**TASK REQUIREMENTS:**
• 1. In the power-supply build write-up, what serves as the bottom layer that holds the SSRs and transformers?
• 2. Extend the power-supply build write-up, starting right after the last line of its source code.

I used a piece of laminated flooring as the bottom layer holding the SSRs and transformers because it is sturdy, easy to work with, and most importantly – was there when I needed something to mount the parts on. It is also used to hold the front sockets in place.

psu-1

psu-2

The heat-shrunk part in the middle is an isolated 5V DC power supply module for the control board.

psu-3

A lot nicer with the cover on:

psu-6

psu-5

I need to figure out how to put labels on the plastic panels.
Source code:


#include <SerialCommand.h>

#include <util/crc16.h>
#include <avr/eeprom.h>
#include <avr/io.h>
#include <avr/wdt.h>

#define versionString (F("PS v1.00"))
#define ok (F("\r\nOK\r\n"))
#define error F("\r\nERROR\r\n")
#define ON "ON"
#define OFF "OFF"

SerialCommand SCmd;   // The SerialCommand object

#define numRelays 4

const int relayPins[numRelays] = {
3, //D3 - PWM capable
5, //D5 PWM
6, //D6 PWM
10, //B2 PWM
};

const int invertRelayPins[numRelays] = {
0,
0,
0,
0,
};

#define KEY_LOW 600
#define KEY_HIGH 900
const int keys[numRelays] = {
A5, //C5
A4, //C4
A3, //C3
A2,
};

#define MAX_KEY_COUNTER 80
byte keyCounters[numRelays] = {0, 0, 0, 0};

byte startup_values[numRelays] = {0, 0, 0, 0};
const byte default_startup_values[numRelays] = {0, 0, 0, 0};

void setup()
{
bool keyPressed = false; // skip loading defaults if any key is pressed

// Clear the reset bit
MCUSR &= ~_BV(WDRF);
// Disable the WDT
WDTCSR |= _BV(WDCE) | _BV(WDE);
WDTCSR = 0;

// configure relay pins to output, OFF
for (int i = 0; i < numRelays; i++){
pinMode(relayPins[i], OUTPUT);
// turn the internal pull up for key ADC
digitalWrite(keys[i], HIGH);
}

// Setup callbacks for SerialCommand commands
SCmd.addCommand("VERSION", cmd_version);
SCmd.addCommand("HELP", cmd_help);
SCmd.addCommand("?", cmd_help);
SCmd.addCommand("OFF", cmd_off);        // output off
SCmd.addCommand("ON", cmd_on);        // output on
SCmd.addCommand("GET", cmd_get);        // get status
SCmd.addCommand("SET", cmd_set);        // set status
SCmd.addCommand("defaults", cmd_print_defaults);        // print default relayIndex status
SCmd.addCommand("default", cmd_set_default);        // set default relayIndex status
SCmd.addCommand("reset", cmd_reset);        // reset MCU
SCmd.addDefaultHandler(cmd_unrecognized);  // Handler for command that isn't matched  (says "ERROR")

**Listings of boxed layout items:**
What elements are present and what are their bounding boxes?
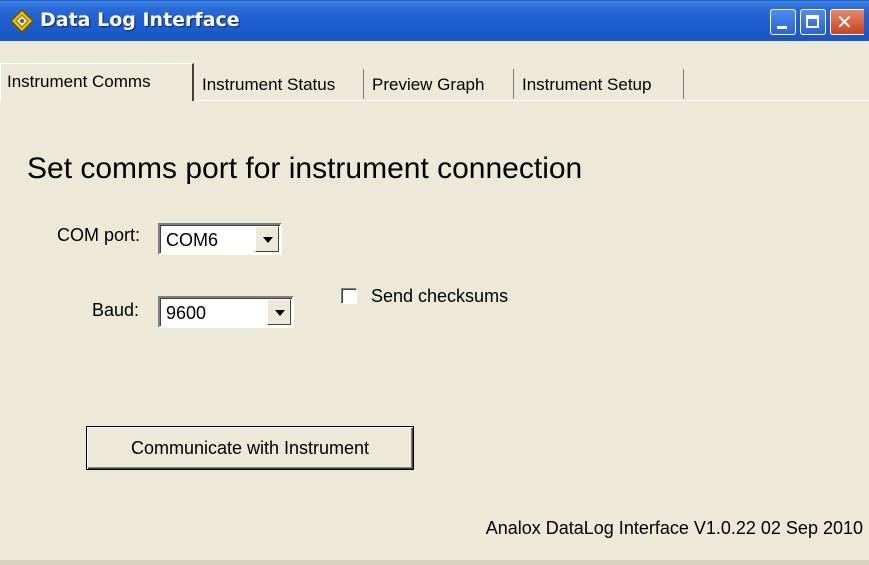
tab-instrument-setup[interactable]: Instrument Setup [516, 69, 684, 99]
maximize-icon [806, 15, 819, 28]
communicate-button[interactable]: Communicate with Instrument [86, 426, 414, 470]
send-checksums-checkbox[interactable] [341, 288, 357, 304]
close-button[interactable]: ✕ [830, 9, 864, 35]
chevron-down-icon [263, 237, 273, 243]
application-window: Data Log Interface ✕ Instrument Comms In… [0, 0, 869, 565]
page-title: Set comms port for instrument connection [27, 152, 583, 185]
maximize-button[interactable] [800, 9, 826, 35]
minimize-button[interactable] [770, 9, 796, 35]
tab-bar: Instrument Comms Instrument Status Previ… [0, 63, 869, 101]
com-port-label: COM port: [57, 225, 141, 245]
com-port-select[interactable]: COM6 [158, 223, 282, 255]
com-port-value: COM6 [166, 230, 219, 250]
com-port-dropdown-button[interactable] [255, 226, 279, 252]
baud-label: Baud: [92, 300, 140, 320]
baud-dropdown-button[interactable] [267, 299, 291, 325]
send-checksums-label[interactable]: Send checksums [371, 286, 508, 307]
tab-preview-graph[interactable]: Preview Graph [366, 69, 514, 99]
baud-select[interactable]: 9600 [158, 296, 294, 328]
tab-instrument-status[interactable]: Instrument Status [196, 69, 364, 99]
baud-value: 9600 [166, 303, 207, 323]
close-icon: ✕ [836, 10, 853, 34]
minimize-icon [777, 26, 787, 29]
window-title: Data Log Interface [40, 9, 240, 31]
version-text: Analox DataLog Interface V1.0.22 02 Sep … [485, 518, 863, 538]
chevron-down-icon [275, 310, 285, 316]
tab-instrument-comms[interactable]: Instrument Comms [0, 63, 194, 101]
diamond-app-icon [9, 8, 35, 34]
window-bottom-edge [0, 560, 869, 565]
title-bar[interactable]: Data Log Interface ✕ [0, 0, 869, 41]
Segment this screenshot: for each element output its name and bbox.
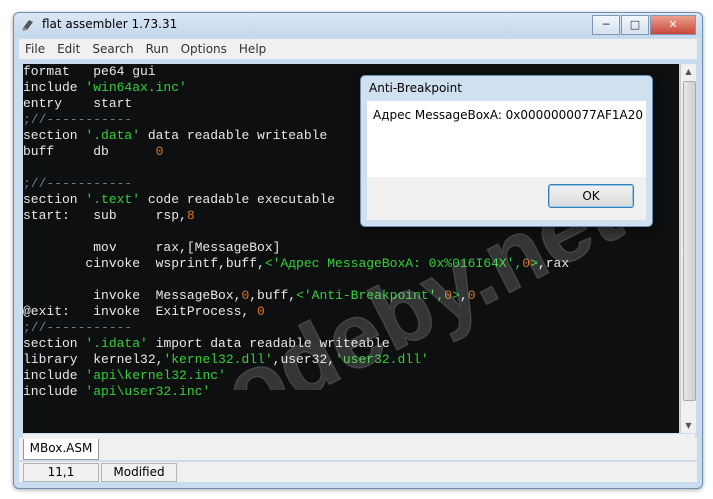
code-token: 0 [444, 288, 453, 303]
code-token: 'kernel32.dll' [163, 352, 273, 367]
window-controls: ─ □ ✕ [591, 15, 696, 35]
scroll-up-icon[interactable]: ▲ [681, 64, 696, 79]
code-token: cinvoke wsprintf,buff, [23, 256, 265, 271]
code-token: include [23, 368, 86, 383]
code-token: ;//----------- [23, 176, 133, 191]
code-token: , [459, 288, 468, 303]
menu-options[interactable]: Options [175, 39, 233, 56]
close-button[interactable]: ✕ [650, 15, 696, 35]
code-token: include [23, 80, 86, 95]
code-token: 0 [155, 144, 164, 159]
code-line[interactable]: library kernel32,'kernel32.dll',user32,'… [23, 352, 679, 368]
code-token: 'win64ax.inc' [85, 80, 187, 95]
code-token: '.idata' [85, 336, 148, 351]
code-token: ;//----------- [23, 320, 133, 335]
code-token: 'user32.dll' [335, 352, 429, 367]
code-token: '.data' [85, 128, 141, 143]
code-token: ;//----------- [23, 112, 133, 127]
code-line[interactable]: mov rax,[MessageBox] [23, 240, 679, 256]
message-box-dialog: Anti-Breakpoint Адрес MessageBoxA: 0x000… [360, 75, 653, 227]
cursor-position: 11,1 [23, 463, 99, 482]
window-title: flat assembler 1.73.31 [42, 17, 178, 31]
modified-indicator: Modified [101, 463, 177, 482]
code-token: buff db [23, 144, 156, 159]
code-token: > [452, 288, 460, 303]
code-line[interactable] [23, 272, 679, 288]
code-token: mov rax,[MessageBox] [23, 240, 281, 255]
code-token: 'api\user32.inc' [85, 384, 211, 399]
code-token: 8 [186, 208, 195, 223]
code-token: start: sub rsp, [23, 208, 187, 223]
code-token: '.text' [85, 192, 141, 207]
code-token: format pe64 gui [23, 64, 156, 79]
code-line[interactable]: include 'api\kernel32.inc' [23, 368, 679, 384]
app-icon [22, 20, 33, 31]
code-line[interactable]: include 'api\user32.inc' [23, 384, 679, 400]
dialog-message: Адрес MessageBoxA: 0x0000000077AF1A20 [373, 108, 643, 122]
code-token: ,buff, [249, 288, 297, 303]
minimize-button[interactable]: ─ [592, 15, 620, 35]
ok-button[interactable]: OK [548, 184, 634, 208]
code-token: code readable executable [140, 192, 336, 207]
code-token: include [23, 384, 86, 399]
code-token: library kernel32, [23, 352, 164, 367]
dialog-title: Anti-Breakpoint [369, 81, 462, 95]
code-token: entry start [23, 96, 133, 111]
code-token: ,user32, [272, 352, 336, 367]
code-token: 0 [257, 304, 265, 319]
menu-edit[interactable]: Edit [51, 39, 86, 56]
code-token: ,rax [537, 256, 570, 271]
code-token: section [23, 192, 86, 207]
menu-file[interactable]: File [19, 39, 51, 56]
code-token: section [23, 128, 86, 143]
code-token: invoke MessageBox, [23, 288, 242, 303]
code-token: 'api\kernel32.inc' [85, 368, 226, 383]
code-token: 0 [467, 288, 476, 303]
code-token: > [530, 256, 538, 271]
code-line[interactable]: @exit: invoke ExitProcess, 0 [23, 304, 679, 320]
code-token: data readable writeable [140, 128, 328, 143]
menu-search[interactable]: Search [86, 39, 139, 56]
code-token: 0 [522, 256, 531, 271]
title-bar[interactable]: flat assembler 1.73.31 ─ □ ✕ [14, 13, 702, 37]
vertical-scrollbar[interactable]: ▲ ▼ [680, 64, 696, 433]
status-bar: 11,1 Modified [19, 462, 697, 482]
code-token: <'Адрес MessageBoxA: 0x%016I64X', [264, 256, 523, 271]
code-token: <'Anti-Breakpoint', [296, 288, 445, 303]
code-line[interactable]: section '.idata' import data readable wr… [23, 336, 679, 352]
code-token: @exit: invoke ExitProcess, [23, 304, 258, 319]
tab-mbox-asm[interactable]: MBox.ASM [23, 439, 99, 460]
code-token: import data readable writeable [147, 336, 390, 351]
menu-run[interactable]: Run [140, 39, 175, 56]
code-line[interactable]: invoke MessageBox, 0 ,buff,<'Anti-Breakpoi… [23, 288, 679, 304]
scroll-down-icon[interactable]: ▼ [681, 418, 696, 433]
maximize-button[interactable]: □ [621, 15, 649, 35]
code-line[interactable]: cinvoke wsprintf,buff,<'Адрес MessageBox… [23, 256, 679, 272]
code-line[interactable]: ;//----------- [23, 320, 679, 336]
file-tab-bar: MBox.ASM [19, 438, 697, 460]
code-token: section [23, 336, 86, 351]
menu-help[interactable]: Help [233, 39, 272, 56]
menu-bar: File Edit Search Run Options Help [19, 39, 697, 59]
scroll-thumb[interactable] [683, 81, 696, 401]
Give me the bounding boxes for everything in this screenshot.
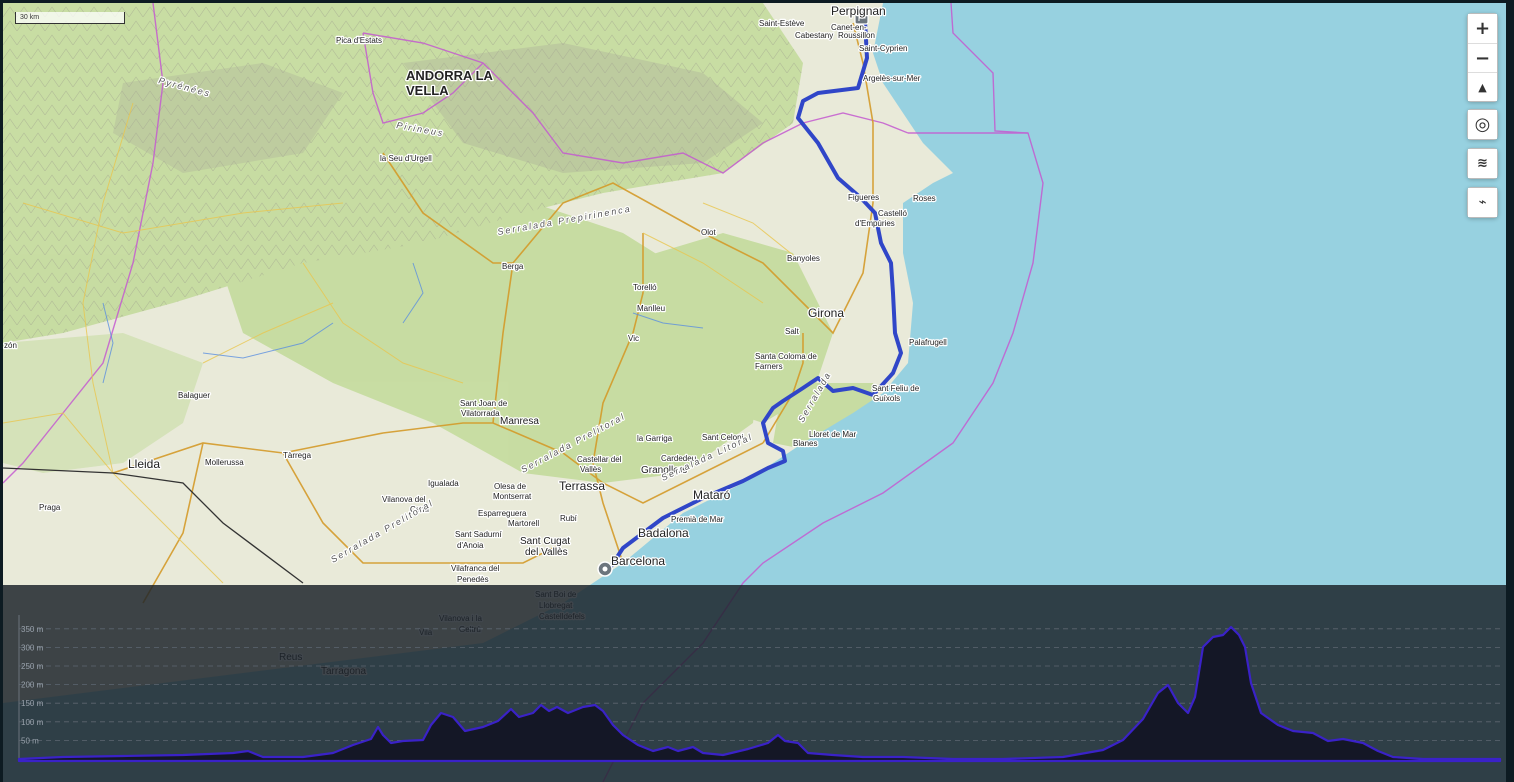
- place-label-santa-coloma2: Farners: [755, 362, 783, 371]
- place-label-sadurni1: Sant Sadurní: [455, 530, 502, 539]
- place-label-lleida: Lleida: [128, 457, 160, 471]
- place-label-vilafranca2: Penedès: [457, 575, 489, 584]
- place-label-esparreguera: Esparreguera: [478, 509, 527, 518]
- route-start-marker: [597, 561, 613, 577]
- zoom-control: + − ▲: [1467, 13, 1498, 102]
- place-label-zon: zón: [4, 341, 17, 350]
- elevation-y-tick: 100 m: [21, 718, 44, 727]
- place-label-roussillon: Roussillon: [838, 31, 875, 40]
- place-label-igualada: Igualada: [428, 479, 459, 488]
- elevation-control: ⌁: [1467, 187, 1498, 218]
- layers-control: ≋: [1467, 148, 1498, 179]
- place-label-mataro: Mataró: [693, 488, 731, 502]
- place-label-castello2: d'Empúries: [855, 219, 895, 228]
- place-label-saint-esteve: Saint-Estève: [759, 19, 805, 28]
- place-label-blanes: Blanes: [793, 439, 817, 448]
- place-label-berga: Berga: [502, 262, 524, 271]
- place-label-olesa1: Olesa de: [494, 482, 527, 491]
- place-label-vilafranca1: Vilafranca del: [451, 564, 500, 573]
- place-label-saint-cyprien: Saint-Cyprien: [859, 44, 907, 53]
- place-label-sant-joan1: Sant Joan de: [460, 399, 508, 408]
- place-label-pica: Pica d'Estats: [336, 36, 382, 45]
- place-label-olot: Olot: [701, 228, 716, 237]
- place-label-premia: Premià de Mar: [671, 515, 724, 524]
- place-label-badalona: Badalona: [638, 526, 689, 540]
- place-label-vic: Vic: [628, 334, 639, 343]
- locate-control: ◎: [1467, 109, 1498, 140]
- elevation-y-tick: 350 m: [21, 625, 44, 634]
- place-label-olesa2: Montserrat: [493, 492, 532, 501]
- place-label-castello1: Castelló: [878, 209, 907, 218]
- place-label-cugat2: del Vallès: [525, 547, 568, 558]
- place-label-garriga: la Garriga: [637, 434, 673, 443]
- elevation-y-tick: 200 m: [21, 681, 44, 690]
- place-label-castellar2: Vallès: [580, 465, 601, 474]
- place-label-cabestany: Cabestany: [795, 31, 833, 40]
- place-label-roses: Roses: [913, 194, 936, 203]
- place-label-girona: Girona: [808, 306, 844, 320]
- place-label-balaguer: Balaguer: [178, 391, 210, 400]
- elevation-toggle-button[interactable]: ⌁: [1468, 188, 1497, 217]
- place-label-feliu1: Sant Feliu de: [872, 384, 920, 393]
- place-label-salt: Salt: [785, 327, 800, 336]
- place-label-palafrugell: Palafrugell: [909, 338, 947, 347]
- locate-button[interactable]: ◎: [1468, 110, 1497, 139]
- place-label-rubi: Rubí: [560, 514, 578, 523]
- place-label-argeles: Argelès-sur-Mer: [863, 74, 921, 83]
- place-label-sadurni2: d'Anoia: [457, 541, 484, 550]
- place-label-andorra2: VELLA: [406, 83, 449, 98]
- place-label-banyoles: Banyoles: [787, 254, 820, 263]
- place-label-mollerussa: Mollerussa: [205, 458, 244, 467]
- scale-label: 30 km: [20, 14, 40, 21]
- place-label-cugat1: Sant Cugat: [520, 536, 570, 547]
- place-label-martorell: Martorell: [508, 519, 539, 528]
- place-label-lloret: Lloret de Mar: [809, 430, 856, 439]
- place-label-barcelona: Barcelona: [611, 554, 665, 568]
- place-label-tarrega: Tàrrega: [283, 451, 312, 460]
- place-label-santa-coloma1: Santa Coloma de: [755, 352, 817, 361]
- place-label-manlleu: Manlleu: [637, 304, 665, 313]
- elevation-y-tick: 250 m: [21, 662, 44, 671]
- place-label-praga: Praga: [39, 503, 61, 512]
- place-label-andorra1: ANDORRA LA: [406, 68, 494, 83]
- elevation-profile-panel[interactable]: 350 m 300 m 250 m 200 m 150 m 100 m 50 m: [3, 585, 1506, 782]
- elevation-chart: 350 m 300 m 250 m 200 m 150 m 100 m 50 m: [17, 615, 1502, 763]
- place-label-figueres: Figueres: [848, 193, 879, 202]
- zoom-out-button[interactable]: −: [1468, 43, 1497, 72]
- elevation-y-tick: 300 m: [21, 643, 44, 652]
- compass-button[interactable]: ▲: [1468, 72, 1497, 101]
- layers-button[interactable]: ≋: [1468, 149, 1497, 178]
- place-label-terrassa: Terrassa: [559, 479, 605, 493]
- zoom-in-button[interactable]: +: [1468, 14, 1497, 43]
- place-label-sant-joan2: Vilatorrada: [461, 409, 500, 418]
- elevation-y-tick: 150 m: [21, 699, 44, 708]
- place-label-torello: Torelló: [633, 283, 657, 292]
- place-label-perpignan: Perpignan: [831, 4, 886, 18]
- place-label-manresa: Manresa: [500, 416, 539, 427]
- place-label-feliu2: Guíxols: [873, 394, 900, 403]
- elevation-y-tick: 50 m: [21, 736, 39, 745]
- place-label-castellar1: Castellar del: [577, 455, 622, 464]
- scale-bar: 30 km: [15, 12, 125, 24]
- place-label-seu: la Seu d'Urgell: [380, 154, 432, 163]
- place-label-vilanova1: Vilanova del: [382, 495, 426, 504]
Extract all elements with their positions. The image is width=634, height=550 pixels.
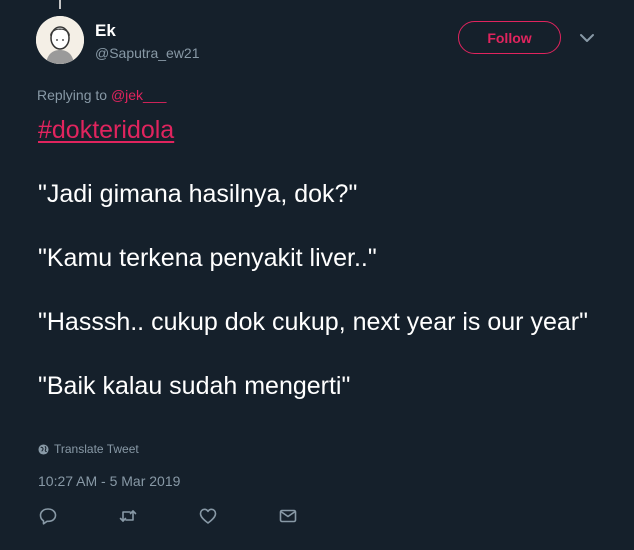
envelope-icon[interactable] — [278, 506, 298, 526]
replying-to-mention[interactable]: @jek___ — [111, 87, 166, 103]
user-handle[interactable]: @Saputra_ew21 — [95, 45, 200, 61]
follow-button[interactable]: Follow — [458, 21, 561, 54]
replying-to: Replying to @jek___ — [37, 87, 166, 103]
replying-to-label: Replying to — [37, 87, 108, 103]
tweet-actions — [38, 506, 338, 526]
avatar[interactable] — [36, 16, 84, 64]
hashtag-link[interactable]: #dokteridola — [38, 116, 174, 144]
tweet-line: "Kamu terkena penyakit liver.." — [38, 244, 377, 272]
reply-icon[interactable] — [38, 506, 58, 526]
thread-connector-line — [59, 0, 61, 9]
globe-icon — [38, 443, 49, 455]
retweet-icon[interactable] — [118, 506, 138, 526]
tweet-line: "Baik kalau sudah mengerti" — [38, 372, 351, 400]
tweet-line: "Hasssh.. cukup dok cukup, next year is … — [38, 308, 588, 336]
tweet-text: #dokteridola "Jadi gimana hasilnya, dok?… — [38, 114, 598, 402]
tweet-header: Ek @Saputra_ew21 Follow — [36, 16, 606, 68]
heart-icon[interactable] — [198, 506, 218, 526]
translate-tweet-link[interactable]: Translate Tweet — [38, 442, 139, 456]
tweet-timestamp[interactable]: 10:27 AM - 5 Mar 2019 — [38, 473, 180, 489]
translate-tweet-label[interactable]: Translate Tweet — [54, 442, 139, 456]
tweet-line: "Jadi gimana hasilnya, dok?" — [38, 180, 358, 208]
avatar-illustration — [36, 16, 84, 64]
display-name[interactable]: Ek — [95, 21, 116, 41]
chevron-down-icon[interactable] — [578, 32, 596, 44]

**FINAL ANSWERS:**
• 1. A piece of laminated flooring.

• 2.
Serial.begin(115200);

Serial.print(versionString);
Serial.print(F("\r\n"));

for (int i = 0; i < numRelays; i++){
int sensorValue = analogRead(keys[i]);
if (sensorValue < KEY_LOW) {
keyCounters[i] = MAX_KEY_COUNTER + 1; // ignore further pressing of the key - otherwise would turn on its channel
keyPressed = true;
}
}

if (keyPressed == false) {
load_eeprom();
} else {
Serial.print(F("Key pressed - not loading saved defaults\r\n"));
}
}

void loop()
{
SCmd.readSerial();     // We don't do much, just process serial commands

for (int i = 0; i < numRelays; i++){
int sensorValue = analogRead(keys[i]);

if (sensorValue < KEY_LOW) {
if (keyCounters[i] > MAX_KEY_COUNTER){
continue;
}
keyCounters[i]++;
if (keyCounters[i] == MAX_KEY_COUNTER) {
int newStatus = !getRelay(i);
setRelay(i, newStatus);
}
} else if (sensorValue > KEY_HIGH){
keyCounters[i] = 0;
}
}

delayMicroseconds(200);
}

void load_eeprom()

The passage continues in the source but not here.